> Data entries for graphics
━━━━

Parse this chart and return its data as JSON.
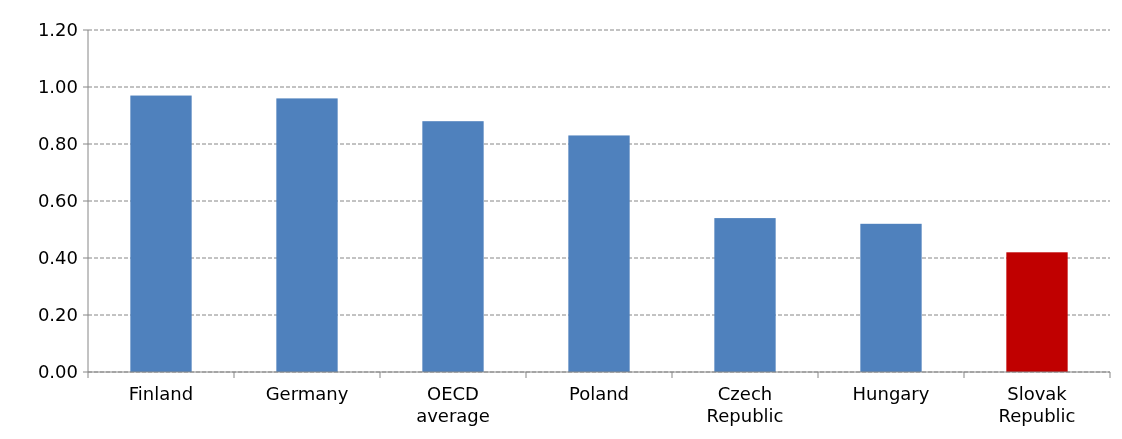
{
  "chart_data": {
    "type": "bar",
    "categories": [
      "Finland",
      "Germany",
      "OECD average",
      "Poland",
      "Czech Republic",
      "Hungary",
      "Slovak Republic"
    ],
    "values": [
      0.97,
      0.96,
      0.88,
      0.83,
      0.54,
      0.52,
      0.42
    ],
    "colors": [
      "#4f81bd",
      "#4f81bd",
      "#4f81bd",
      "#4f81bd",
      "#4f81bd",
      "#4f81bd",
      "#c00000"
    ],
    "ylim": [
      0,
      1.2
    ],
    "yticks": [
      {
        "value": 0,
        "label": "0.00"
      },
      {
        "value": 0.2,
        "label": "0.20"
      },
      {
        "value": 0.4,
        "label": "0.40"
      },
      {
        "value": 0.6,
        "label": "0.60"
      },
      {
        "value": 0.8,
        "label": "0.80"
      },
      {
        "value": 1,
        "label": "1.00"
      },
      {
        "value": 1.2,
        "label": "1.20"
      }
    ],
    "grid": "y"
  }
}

━━━━

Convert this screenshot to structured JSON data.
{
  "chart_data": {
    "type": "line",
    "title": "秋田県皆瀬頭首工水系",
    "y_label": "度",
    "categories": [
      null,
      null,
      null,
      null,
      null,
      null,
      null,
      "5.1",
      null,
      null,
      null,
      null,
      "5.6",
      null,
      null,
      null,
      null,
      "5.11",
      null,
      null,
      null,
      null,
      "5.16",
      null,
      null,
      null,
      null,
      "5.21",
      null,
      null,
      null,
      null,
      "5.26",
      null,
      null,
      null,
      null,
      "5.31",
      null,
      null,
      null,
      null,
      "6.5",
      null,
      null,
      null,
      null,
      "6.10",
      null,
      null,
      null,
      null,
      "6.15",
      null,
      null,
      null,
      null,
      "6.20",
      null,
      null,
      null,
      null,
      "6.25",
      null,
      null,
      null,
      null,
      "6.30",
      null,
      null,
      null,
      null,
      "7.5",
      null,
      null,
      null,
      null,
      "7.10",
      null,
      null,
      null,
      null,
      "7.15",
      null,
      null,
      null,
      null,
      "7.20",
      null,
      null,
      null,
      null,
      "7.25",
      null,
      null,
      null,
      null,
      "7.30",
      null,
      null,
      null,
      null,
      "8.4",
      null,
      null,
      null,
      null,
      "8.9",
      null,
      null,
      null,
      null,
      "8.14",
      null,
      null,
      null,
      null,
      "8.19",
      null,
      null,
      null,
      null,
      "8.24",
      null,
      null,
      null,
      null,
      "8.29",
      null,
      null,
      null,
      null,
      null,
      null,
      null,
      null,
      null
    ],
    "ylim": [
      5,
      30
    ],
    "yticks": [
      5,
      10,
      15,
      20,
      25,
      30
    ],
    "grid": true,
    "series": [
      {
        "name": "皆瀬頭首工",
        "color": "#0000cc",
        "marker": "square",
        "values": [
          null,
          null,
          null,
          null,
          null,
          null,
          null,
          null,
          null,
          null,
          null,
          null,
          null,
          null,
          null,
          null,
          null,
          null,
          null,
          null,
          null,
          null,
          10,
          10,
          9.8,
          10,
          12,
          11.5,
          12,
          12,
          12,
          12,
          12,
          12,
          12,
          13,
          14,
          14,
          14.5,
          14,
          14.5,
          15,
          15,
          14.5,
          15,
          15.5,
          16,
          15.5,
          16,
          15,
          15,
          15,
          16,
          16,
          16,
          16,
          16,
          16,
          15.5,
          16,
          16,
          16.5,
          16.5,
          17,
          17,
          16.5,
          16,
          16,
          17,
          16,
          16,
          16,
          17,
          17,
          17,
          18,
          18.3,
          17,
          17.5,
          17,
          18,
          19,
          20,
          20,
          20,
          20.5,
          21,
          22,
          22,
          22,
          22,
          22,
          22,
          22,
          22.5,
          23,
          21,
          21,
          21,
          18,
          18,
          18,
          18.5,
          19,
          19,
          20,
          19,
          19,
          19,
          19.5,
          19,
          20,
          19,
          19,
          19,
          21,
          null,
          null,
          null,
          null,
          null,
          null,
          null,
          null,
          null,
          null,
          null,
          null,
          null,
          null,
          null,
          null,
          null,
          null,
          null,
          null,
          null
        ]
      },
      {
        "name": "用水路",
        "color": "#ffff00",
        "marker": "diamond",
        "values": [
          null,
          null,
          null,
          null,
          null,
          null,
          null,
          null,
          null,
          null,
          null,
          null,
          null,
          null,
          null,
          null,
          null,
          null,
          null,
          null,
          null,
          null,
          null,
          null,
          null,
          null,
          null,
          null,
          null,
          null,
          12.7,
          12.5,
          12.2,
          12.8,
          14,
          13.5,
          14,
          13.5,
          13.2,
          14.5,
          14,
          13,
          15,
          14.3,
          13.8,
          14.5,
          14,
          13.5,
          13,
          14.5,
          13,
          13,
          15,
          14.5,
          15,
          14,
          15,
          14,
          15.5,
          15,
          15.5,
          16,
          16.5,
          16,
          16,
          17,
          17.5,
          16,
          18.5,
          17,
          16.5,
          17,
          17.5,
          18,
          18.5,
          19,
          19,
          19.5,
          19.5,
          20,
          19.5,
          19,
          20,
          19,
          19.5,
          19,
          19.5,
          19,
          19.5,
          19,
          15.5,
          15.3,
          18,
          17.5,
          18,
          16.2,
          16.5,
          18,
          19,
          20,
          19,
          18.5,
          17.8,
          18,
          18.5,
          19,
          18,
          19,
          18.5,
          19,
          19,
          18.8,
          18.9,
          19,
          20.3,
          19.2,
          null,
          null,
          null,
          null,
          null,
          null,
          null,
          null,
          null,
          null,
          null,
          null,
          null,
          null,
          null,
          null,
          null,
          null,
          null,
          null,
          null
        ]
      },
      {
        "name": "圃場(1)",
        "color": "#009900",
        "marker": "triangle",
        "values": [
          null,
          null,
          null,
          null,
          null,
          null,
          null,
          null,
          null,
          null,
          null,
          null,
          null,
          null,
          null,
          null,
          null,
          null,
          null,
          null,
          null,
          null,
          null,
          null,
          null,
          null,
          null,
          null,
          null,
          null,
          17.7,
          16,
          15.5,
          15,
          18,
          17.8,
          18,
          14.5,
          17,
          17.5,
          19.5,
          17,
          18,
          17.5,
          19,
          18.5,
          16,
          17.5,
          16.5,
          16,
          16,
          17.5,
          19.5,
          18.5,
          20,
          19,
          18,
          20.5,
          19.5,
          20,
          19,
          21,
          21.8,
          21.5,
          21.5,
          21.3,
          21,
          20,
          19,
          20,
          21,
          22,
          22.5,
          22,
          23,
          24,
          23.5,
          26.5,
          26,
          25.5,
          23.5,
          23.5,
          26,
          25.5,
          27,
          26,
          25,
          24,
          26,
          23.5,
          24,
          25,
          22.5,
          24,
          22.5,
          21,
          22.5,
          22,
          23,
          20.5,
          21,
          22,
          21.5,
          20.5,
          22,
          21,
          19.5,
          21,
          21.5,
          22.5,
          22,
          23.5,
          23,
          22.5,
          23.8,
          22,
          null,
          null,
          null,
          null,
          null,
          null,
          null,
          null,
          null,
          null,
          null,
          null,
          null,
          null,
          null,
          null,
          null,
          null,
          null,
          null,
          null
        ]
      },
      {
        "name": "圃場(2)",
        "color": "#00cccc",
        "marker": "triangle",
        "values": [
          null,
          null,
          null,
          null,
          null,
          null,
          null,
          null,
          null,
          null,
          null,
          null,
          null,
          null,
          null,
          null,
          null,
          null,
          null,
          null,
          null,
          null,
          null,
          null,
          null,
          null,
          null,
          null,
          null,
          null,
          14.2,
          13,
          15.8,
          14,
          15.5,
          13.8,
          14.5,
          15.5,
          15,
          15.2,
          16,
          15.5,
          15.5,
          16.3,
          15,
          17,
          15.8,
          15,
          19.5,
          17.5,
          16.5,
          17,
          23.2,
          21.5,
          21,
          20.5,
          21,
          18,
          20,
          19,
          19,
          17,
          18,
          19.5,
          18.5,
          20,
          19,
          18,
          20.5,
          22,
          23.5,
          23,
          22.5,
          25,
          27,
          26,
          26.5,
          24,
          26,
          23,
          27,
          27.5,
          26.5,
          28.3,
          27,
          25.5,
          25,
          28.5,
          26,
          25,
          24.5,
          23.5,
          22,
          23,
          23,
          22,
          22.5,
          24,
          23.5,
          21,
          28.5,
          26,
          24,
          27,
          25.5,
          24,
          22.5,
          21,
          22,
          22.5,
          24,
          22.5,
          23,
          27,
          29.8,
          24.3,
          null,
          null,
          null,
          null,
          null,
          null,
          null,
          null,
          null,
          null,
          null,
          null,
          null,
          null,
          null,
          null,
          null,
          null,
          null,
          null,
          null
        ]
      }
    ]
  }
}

━━━━

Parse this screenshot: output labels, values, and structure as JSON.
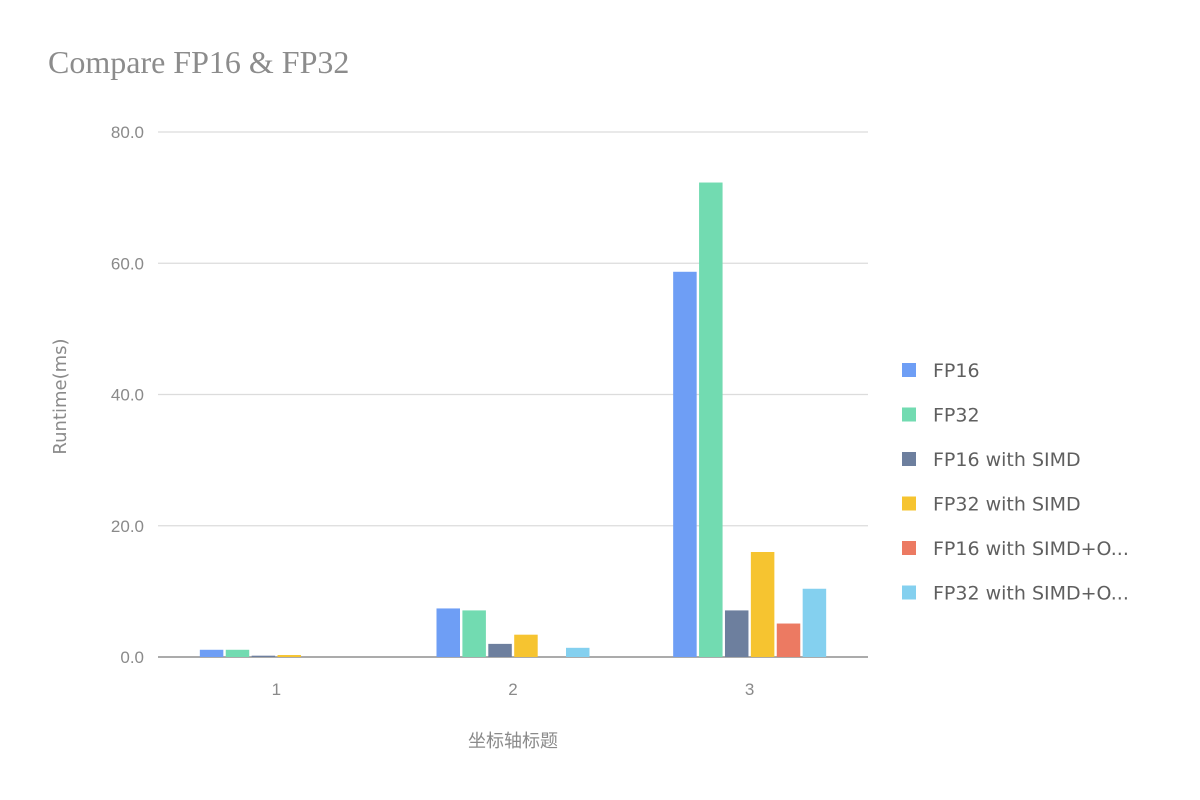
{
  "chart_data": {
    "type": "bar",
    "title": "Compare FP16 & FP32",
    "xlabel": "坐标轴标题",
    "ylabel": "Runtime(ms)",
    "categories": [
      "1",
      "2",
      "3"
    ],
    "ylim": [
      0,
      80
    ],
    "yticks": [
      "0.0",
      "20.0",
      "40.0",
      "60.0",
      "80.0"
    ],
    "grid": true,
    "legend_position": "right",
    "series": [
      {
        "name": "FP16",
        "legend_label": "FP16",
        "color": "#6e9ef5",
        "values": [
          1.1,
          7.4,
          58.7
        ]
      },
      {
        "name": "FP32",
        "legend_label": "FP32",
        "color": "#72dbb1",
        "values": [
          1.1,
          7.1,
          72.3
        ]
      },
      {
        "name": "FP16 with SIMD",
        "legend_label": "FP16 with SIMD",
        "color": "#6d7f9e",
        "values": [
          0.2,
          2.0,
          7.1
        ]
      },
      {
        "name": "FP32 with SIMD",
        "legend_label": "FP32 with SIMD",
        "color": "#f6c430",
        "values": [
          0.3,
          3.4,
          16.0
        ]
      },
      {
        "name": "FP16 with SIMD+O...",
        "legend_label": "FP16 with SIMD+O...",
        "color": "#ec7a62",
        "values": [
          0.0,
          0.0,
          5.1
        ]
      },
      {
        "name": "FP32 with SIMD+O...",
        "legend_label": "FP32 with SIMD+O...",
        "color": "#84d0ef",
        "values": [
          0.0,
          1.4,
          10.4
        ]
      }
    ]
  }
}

━━━━

> TASK REQUIREMENTS
Pick out and copy the lines of the material that include the word "JSON".

> SOLUTION BELOW
Parse this chart and return its data as JSON.
Convert this screenshot to structured JSON data.
Parse this screenshot: output labels, values, and structure as JSON.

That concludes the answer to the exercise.